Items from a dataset
·····
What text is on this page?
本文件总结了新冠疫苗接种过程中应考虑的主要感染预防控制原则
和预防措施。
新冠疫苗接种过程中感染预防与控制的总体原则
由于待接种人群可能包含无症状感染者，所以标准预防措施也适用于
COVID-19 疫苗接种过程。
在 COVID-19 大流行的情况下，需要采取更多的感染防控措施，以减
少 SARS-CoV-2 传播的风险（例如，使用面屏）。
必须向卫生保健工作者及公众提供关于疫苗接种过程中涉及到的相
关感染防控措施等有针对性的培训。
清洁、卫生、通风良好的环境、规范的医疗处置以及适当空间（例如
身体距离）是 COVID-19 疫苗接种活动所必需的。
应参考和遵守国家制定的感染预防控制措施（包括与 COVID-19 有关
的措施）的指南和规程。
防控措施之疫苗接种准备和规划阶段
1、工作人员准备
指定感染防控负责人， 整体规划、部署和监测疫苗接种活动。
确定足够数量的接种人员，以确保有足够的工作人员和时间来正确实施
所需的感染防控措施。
·····
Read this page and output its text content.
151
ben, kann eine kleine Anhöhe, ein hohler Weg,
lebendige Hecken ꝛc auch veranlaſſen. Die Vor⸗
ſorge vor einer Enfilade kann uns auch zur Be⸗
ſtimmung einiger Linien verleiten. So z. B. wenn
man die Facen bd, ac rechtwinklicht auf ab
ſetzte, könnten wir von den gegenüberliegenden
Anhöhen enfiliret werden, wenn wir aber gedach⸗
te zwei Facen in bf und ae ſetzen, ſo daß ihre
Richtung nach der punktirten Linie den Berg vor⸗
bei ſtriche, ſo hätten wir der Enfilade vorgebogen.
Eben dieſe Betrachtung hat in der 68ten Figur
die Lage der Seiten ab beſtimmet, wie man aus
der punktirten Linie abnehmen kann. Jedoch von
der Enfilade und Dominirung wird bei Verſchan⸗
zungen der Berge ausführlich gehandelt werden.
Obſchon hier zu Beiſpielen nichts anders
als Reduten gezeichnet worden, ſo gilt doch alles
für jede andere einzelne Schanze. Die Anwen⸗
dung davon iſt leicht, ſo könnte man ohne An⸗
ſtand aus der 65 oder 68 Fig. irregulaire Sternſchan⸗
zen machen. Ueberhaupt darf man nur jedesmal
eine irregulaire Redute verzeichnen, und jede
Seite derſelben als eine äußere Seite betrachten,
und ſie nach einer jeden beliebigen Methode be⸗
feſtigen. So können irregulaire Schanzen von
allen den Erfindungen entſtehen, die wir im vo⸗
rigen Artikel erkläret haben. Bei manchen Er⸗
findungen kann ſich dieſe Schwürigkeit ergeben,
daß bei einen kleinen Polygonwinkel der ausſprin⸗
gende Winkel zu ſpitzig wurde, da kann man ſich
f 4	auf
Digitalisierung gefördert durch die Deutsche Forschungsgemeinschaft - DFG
·····
# [What the task requires]
Copy in full each line that holds the word "punktirten".

# [Written answer]
Richtung nach der punktirten Linie den Berg vor⸗
der punktirten Linie abnehmen kann. Jedoch von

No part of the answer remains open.